EXTRACTED DATA:
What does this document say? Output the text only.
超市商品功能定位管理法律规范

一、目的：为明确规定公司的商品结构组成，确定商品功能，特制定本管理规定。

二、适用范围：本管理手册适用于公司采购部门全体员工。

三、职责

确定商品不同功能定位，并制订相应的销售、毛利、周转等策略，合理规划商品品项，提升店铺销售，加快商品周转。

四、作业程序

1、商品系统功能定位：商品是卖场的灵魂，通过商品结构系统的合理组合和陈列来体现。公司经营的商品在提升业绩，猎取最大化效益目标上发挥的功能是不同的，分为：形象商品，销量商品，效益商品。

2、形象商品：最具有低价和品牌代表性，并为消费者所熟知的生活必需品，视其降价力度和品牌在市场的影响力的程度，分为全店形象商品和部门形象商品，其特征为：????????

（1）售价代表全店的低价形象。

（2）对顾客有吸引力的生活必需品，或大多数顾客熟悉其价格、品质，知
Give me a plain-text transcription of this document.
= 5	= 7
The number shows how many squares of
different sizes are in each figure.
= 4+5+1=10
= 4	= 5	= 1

TASK INSTRUCTIONS:
Using the records above, select and copy every line that has the word "text".

IN RESPONSE:
What does this document say? Output the text only.
Give me a plain-text transcription of this document.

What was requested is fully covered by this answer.